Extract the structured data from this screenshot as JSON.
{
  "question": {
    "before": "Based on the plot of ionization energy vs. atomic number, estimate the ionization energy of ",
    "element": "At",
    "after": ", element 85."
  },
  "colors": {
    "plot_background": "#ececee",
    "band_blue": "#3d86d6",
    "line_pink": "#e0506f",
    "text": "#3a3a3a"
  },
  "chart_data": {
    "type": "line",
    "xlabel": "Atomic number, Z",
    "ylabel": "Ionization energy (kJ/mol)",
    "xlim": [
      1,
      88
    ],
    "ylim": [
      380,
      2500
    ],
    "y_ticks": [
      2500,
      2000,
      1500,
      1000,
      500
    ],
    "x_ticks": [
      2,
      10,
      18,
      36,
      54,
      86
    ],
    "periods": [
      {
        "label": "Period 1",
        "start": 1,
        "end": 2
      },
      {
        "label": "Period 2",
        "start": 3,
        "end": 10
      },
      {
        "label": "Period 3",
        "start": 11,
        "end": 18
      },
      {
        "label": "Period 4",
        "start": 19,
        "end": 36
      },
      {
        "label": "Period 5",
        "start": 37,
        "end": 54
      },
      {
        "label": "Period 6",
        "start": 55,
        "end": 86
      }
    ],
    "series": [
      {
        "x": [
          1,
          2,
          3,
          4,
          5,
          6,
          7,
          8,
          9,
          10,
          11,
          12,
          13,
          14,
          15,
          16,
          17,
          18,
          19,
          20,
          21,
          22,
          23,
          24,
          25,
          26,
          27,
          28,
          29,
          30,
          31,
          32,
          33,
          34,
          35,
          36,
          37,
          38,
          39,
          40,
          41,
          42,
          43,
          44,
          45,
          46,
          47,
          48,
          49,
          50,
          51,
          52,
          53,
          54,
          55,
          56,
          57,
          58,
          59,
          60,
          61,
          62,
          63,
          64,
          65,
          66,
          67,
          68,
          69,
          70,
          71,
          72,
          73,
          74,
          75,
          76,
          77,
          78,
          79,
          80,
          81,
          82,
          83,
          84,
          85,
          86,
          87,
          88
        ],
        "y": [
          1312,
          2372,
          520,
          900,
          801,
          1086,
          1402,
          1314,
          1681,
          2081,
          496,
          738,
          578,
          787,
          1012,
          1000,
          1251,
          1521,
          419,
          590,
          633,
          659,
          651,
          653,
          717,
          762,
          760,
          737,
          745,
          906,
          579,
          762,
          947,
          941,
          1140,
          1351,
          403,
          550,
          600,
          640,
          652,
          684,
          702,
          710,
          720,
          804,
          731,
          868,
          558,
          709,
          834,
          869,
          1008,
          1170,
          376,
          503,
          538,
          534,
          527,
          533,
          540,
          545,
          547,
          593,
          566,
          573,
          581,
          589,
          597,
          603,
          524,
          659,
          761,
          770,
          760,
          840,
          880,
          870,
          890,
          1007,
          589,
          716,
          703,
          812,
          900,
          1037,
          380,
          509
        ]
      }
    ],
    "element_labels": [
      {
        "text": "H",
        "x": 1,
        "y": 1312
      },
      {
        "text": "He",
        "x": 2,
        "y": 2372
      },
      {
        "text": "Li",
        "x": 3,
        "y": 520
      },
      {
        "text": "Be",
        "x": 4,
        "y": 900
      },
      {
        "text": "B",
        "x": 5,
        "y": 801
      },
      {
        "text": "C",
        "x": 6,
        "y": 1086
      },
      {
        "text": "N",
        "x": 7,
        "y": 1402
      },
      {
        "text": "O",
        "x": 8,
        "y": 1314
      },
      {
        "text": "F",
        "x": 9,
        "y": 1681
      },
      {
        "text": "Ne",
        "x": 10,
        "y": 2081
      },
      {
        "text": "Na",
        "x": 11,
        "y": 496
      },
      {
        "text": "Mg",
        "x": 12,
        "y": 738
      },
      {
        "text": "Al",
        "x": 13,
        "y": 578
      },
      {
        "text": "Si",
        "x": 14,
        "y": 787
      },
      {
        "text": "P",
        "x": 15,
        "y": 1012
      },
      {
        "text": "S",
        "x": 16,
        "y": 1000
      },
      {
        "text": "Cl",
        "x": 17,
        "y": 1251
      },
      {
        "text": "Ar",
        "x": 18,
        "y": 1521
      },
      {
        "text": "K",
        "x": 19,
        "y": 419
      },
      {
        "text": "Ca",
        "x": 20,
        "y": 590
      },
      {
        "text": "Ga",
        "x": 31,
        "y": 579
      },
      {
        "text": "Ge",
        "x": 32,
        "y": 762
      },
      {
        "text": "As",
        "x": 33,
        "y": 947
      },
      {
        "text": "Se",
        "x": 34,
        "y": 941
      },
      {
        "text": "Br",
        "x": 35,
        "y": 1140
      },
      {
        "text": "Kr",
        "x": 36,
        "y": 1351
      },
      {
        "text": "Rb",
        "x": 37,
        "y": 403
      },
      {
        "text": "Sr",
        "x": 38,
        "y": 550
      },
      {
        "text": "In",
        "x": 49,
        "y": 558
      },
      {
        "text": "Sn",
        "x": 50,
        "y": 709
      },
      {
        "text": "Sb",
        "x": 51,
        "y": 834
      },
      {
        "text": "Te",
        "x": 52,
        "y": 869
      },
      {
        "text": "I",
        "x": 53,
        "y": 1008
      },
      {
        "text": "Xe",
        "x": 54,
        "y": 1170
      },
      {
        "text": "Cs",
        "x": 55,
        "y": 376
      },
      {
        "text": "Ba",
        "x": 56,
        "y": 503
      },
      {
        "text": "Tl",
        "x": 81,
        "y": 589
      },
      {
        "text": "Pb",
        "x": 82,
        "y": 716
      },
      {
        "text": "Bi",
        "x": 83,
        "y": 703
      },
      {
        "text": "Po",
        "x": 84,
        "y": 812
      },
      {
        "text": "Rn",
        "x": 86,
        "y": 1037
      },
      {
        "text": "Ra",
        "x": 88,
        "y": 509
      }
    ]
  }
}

##########

Copy every line of the listing that contains the word "number".

    "before": "Based on the plot of ionization energy vs. atomic number, estimate the ionization energy of ",
    "xlabel": "Atomic number, Z",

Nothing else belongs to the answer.